** Opening Data records block **

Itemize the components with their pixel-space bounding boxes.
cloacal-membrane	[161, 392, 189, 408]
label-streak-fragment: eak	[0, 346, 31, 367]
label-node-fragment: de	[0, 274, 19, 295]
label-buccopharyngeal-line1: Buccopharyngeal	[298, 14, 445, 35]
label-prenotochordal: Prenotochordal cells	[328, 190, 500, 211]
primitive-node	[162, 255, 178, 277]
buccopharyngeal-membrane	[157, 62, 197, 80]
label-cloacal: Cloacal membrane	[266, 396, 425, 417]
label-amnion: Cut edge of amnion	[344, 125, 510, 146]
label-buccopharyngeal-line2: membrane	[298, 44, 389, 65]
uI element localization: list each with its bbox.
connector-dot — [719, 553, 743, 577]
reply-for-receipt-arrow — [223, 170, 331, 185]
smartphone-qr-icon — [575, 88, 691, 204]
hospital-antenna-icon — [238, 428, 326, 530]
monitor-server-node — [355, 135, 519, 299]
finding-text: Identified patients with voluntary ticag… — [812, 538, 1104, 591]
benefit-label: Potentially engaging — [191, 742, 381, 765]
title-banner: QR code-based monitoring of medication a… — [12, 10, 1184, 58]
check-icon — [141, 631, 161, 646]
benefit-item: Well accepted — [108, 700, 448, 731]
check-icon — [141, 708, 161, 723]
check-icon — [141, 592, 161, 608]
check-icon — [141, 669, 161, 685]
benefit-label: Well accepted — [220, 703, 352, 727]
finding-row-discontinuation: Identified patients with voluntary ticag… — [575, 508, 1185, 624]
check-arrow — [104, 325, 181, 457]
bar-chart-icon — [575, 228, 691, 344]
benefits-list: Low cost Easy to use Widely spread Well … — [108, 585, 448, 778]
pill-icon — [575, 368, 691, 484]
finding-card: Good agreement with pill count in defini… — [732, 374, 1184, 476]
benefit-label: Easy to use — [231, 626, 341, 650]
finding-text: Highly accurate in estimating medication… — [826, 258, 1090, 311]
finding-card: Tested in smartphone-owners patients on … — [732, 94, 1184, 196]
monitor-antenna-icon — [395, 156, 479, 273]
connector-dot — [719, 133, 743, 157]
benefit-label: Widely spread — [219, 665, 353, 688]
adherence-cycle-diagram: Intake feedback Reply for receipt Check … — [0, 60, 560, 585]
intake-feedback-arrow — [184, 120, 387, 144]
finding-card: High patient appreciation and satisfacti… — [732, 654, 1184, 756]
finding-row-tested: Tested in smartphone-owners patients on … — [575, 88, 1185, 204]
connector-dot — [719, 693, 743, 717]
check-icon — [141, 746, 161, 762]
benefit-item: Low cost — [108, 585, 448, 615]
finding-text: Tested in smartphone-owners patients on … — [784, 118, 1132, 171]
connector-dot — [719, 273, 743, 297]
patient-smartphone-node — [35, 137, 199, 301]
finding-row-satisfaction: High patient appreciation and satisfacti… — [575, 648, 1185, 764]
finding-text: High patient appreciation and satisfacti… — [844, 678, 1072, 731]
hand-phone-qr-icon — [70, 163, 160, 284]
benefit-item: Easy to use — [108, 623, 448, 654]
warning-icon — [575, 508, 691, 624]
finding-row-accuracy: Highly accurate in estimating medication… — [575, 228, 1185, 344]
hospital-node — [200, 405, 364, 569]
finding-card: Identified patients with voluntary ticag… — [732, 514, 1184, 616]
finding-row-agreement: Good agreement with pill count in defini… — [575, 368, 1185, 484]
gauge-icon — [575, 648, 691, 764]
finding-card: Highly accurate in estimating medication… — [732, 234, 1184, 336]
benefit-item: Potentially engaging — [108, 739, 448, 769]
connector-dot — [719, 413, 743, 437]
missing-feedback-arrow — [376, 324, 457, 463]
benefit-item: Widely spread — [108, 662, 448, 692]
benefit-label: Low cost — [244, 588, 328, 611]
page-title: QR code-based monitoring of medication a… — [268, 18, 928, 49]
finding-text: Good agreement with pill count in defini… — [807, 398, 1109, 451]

** Closing Data records block **

Exercise directions: Each line of the data that contains "feedback" belongs in the answer.

Result for this exercise:
adherence-cycle-diagram: Intake feedback Reply for receipt Check … — [0, 60, 560, 585]
intake-feedback-arrow — [184, 120, 387, 144]
missing-feedback-arrow — [376, 324, 457, 463]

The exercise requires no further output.